YOUR INSTRUCTIONS: Scan the data below for the string "Vatten". Copy every line where it appears.

Stored data:
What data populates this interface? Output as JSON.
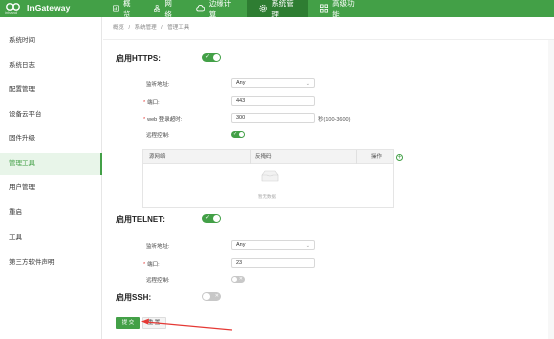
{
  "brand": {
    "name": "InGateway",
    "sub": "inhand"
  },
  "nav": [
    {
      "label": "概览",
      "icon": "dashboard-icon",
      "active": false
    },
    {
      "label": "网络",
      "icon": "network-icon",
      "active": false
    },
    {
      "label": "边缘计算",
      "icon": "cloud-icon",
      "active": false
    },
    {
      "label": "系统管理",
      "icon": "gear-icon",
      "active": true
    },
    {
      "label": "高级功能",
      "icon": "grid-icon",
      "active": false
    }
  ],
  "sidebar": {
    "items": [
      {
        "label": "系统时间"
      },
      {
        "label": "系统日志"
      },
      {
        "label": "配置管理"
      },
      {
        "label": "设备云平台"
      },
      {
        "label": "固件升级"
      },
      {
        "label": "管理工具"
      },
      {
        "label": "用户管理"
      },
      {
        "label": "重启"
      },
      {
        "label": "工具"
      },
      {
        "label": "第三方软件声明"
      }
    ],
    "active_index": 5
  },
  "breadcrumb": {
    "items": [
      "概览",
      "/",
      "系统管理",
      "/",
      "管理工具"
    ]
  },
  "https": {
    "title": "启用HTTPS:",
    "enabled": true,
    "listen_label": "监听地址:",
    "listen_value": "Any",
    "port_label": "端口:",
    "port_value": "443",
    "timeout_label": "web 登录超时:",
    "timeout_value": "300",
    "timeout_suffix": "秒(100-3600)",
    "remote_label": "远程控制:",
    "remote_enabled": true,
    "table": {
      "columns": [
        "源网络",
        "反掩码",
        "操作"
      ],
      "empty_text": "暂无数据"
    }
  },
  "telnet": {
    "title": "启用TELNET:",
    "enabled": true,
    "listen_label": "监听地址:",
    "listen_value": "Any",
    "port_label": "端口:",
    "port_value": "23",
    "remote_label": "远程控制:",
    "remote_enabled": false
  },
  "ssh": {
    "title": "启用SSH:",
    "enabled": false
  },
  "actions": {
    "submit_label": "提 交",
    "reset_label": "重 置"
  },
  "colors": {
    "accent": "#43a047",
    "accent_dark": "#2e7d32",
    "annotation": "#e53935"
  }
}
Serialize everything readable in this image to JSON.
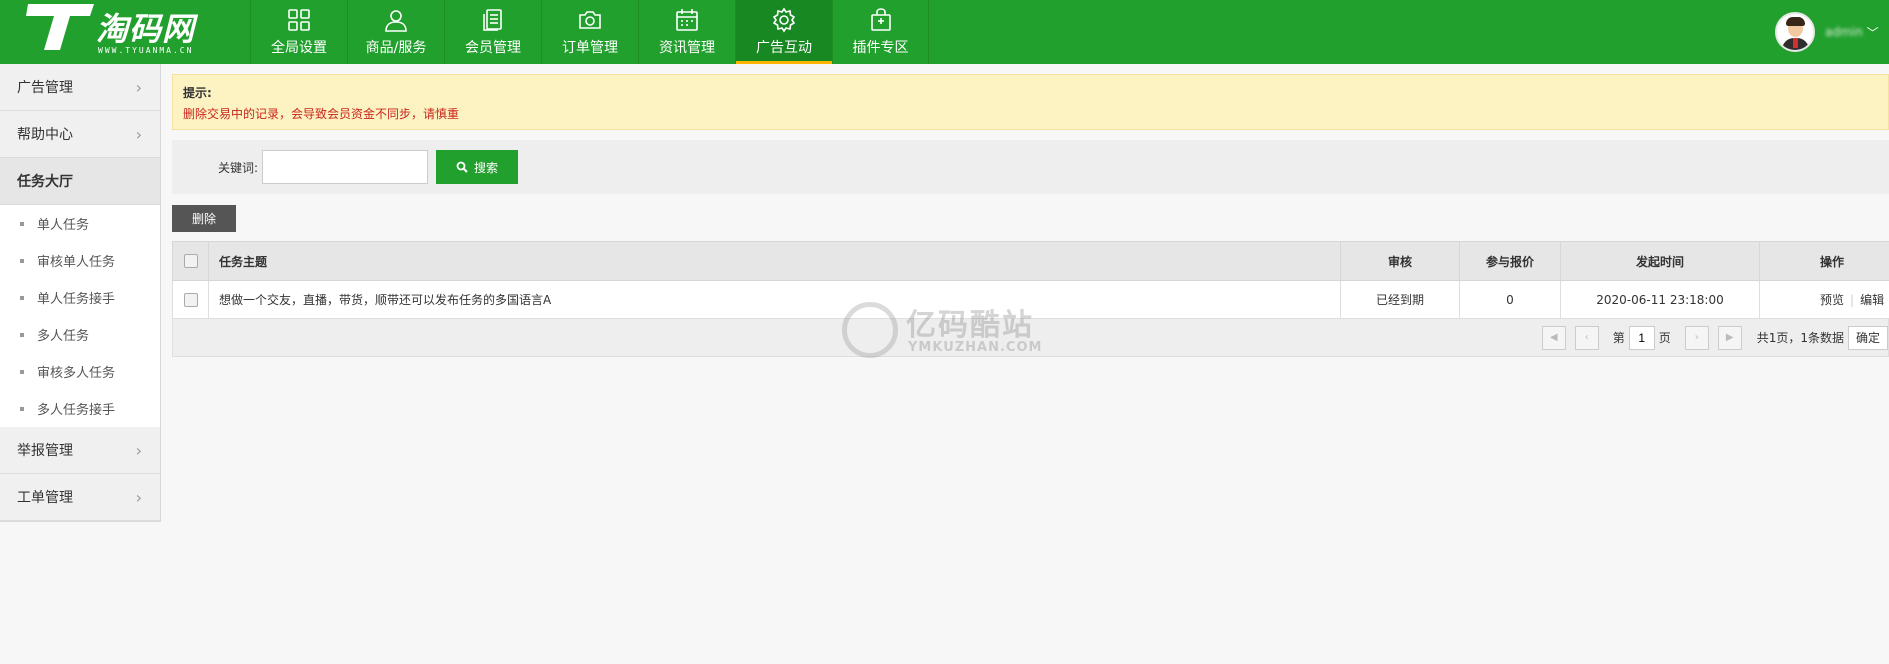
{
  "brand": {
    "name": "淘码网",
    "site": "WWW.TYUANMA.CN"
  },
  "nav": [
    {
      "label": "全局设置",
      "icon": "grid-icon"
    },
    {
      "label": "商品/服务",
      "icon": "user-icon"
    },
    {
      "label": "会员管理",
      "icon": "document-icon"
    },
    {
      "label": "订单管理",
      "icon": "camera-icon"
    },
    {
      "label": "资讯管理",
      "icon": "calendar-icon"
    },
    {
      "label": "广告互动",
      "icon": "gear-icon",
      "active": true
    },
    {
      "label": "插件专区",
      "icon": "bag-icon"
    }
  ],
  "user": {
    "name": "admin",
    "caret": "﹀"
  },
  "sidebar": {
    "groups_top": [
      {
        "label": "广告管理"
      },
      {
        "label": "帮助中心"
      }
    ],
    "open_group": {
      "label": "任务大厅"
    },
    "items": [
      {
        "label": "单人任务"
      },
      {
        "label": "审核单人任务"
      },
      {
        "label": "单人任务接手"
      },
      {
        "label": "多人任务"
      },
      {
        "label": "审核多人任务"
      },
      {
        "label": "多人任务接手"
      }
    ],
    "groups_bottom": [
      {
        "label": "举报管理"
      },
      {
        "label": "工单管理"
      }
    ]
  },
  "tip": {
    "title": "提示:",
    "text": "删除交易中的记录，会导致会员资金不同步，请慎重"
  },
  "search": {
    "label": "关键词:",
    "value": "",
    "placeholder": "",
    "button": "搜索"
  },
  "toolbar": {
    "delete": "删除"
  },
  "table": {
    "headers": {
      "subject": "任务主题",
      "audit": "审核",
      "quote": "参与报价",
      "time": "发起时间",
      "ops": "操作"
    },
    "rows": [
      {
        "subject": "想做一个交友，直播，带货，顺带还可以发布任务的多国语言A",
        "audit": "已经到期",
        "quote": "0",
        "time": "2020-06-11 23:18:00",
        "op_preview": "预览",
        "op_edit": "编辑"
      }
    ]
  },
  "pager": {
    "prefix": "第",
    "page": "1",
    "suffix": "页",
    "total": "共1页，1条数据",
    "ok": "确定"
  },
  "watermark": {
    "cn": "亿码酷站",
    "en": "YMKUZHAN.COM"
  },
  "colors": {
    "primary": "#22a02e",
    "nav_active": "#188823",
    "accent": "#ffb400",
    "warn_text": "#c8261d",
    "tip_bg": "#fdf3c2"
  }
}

--

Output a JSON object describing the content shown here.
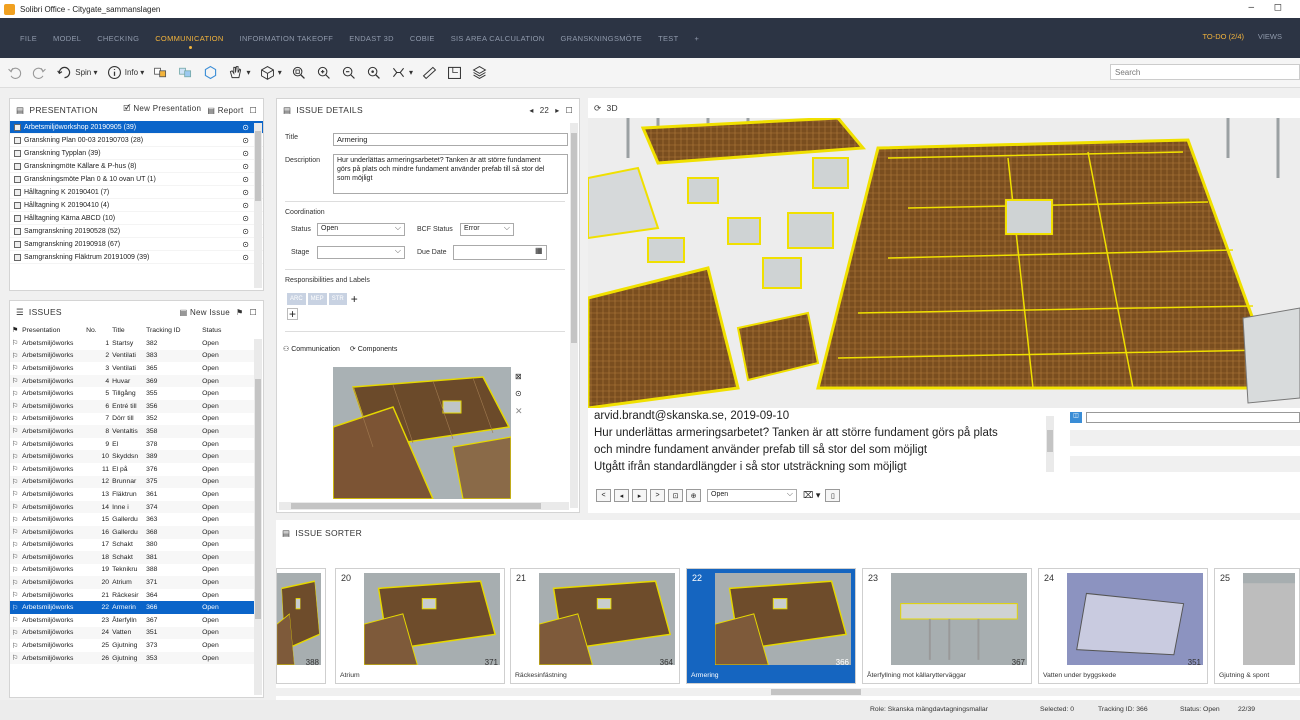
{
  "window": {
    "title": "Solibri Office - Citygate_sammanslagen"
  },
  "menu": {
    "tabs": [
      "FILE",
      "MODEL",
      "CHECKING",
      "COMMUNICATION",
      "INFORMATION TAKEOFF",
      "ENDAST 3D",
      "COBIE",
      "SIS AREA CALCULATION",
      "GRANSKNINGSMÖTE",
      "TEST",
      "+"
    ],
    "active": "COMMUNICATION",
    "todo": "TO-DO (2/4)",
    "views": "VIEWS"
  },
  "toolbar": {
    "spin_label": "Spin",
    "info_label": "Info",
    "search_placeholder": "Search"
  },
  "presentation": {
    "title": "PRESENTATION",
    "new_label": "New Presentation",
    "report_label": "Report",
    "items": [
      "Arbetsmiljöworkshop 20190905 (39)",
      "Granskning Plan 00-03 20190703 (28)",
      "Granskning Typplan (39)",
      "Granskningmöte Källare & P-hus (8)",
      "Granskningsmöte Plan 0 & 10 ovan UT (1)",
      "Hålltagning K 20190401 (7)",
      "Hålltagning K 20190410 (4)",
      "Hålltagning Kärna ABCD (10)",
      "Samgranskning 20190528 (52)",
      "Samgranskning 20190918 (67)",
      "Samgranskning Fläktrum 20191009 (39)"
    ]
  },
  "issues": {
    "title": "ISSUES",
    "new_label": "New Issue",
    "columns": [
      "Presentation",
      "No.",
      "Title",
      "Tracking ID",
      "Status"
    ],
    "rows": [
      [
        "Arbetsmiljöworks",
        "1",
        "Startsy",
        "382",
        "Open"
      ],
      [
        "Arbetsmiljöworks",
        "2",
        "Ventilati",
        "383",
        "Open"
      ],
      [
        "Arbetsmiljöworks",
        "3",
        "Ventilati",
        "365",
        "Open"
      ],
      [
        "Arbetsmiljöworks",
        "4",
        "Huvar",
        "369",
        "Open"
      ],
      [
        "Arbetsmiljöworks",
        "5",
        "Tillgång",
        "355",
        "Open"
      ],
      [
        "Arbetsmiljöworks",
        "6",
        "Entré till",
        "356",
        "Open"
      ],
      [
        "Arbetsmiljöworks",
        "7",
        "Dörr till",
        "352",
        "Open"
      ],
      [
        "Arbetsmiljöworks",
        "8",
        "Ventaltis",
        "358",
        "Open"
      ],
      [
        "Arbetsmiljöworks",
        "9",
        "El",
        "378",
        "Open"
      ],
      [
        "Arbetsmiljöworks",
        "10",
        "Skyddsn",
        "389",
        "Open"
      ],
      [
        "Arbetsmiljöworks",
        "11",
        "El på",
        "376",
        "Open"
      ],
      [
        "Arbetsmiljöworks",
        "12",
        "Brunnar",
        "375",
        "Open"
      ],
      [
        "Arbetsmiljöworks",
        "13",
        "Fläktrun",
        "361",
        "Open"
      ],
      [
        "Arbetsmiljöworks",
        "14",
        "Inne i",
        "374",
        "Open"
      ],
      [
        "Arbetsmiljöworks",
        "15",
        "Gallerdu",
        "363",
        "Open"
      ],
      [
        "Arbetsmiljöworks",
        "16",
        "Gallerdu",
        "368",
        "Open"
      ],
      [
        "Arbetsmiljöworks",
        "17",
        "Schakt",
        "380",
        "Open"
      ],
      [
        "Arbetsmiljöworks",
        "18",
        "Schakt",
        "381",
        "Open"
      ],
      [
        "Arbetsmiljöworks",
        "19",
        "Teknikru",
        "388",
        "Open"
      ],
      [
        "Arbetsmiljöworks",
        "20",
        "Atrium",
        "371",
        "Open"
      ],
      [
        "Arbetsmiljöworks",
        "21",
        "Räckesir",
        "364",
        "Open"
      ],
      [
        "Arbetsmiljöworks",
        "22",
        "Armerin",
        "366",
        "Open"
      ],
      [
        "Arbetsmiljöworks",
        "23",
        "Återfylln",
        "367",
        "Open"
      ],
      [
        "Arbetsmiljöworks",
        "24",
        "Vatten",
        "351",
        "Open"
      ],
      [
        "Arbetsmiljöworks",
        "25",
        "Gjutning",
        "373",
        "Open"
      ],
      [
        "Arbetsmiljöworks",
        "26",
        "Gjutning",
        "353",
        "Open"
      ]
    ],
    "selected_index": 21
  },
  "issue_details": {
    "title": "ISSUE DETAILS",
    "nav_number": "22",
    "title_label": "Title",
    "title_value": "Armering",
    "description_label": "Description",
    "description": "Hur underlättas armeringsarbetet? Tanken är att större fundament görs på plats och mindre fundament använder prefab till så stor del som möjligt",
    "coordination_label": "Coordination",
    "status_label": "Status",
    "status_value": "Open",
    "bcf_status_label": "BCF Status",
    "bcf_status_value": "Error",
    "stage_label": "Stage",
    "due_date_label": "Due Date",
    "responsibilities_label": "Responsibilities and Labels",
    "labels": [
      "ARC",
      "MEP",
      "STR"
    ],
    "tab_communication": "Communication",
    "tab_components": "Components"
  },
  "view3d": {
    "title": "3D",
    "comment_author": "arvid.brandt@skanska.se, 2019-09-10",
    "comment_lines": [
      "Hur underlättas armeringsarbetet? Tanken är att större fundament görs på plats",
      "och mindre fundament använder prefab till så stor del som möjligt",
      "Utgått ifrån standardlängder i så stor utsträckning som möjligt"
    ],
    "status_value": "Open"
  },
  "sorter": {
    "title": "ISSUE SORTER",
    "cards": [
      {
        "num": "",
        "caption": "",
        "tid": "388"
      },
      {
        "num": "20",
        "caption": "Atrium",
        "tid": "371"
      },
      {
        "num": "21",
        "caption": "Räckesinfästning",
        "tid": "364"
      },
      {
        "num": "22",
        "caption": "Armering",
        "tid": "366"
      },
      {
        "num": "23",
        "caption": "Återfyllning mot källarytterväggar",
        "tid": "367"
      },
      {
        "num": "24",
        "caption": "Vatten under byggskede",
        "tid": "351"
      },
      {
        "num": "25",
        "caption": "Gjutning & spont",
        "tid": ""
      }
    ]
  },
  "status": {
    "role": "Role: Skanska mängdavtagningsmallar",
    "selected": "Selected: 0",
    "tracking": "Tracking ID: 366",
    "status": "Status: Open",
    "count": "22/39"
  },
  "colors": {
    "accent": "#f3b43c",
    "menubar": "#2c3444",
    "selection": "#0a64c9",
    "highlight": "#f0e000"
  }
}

ANSWER TO THIS TASK:
        "Vatten",
        "caption": "Vatten under byggskede",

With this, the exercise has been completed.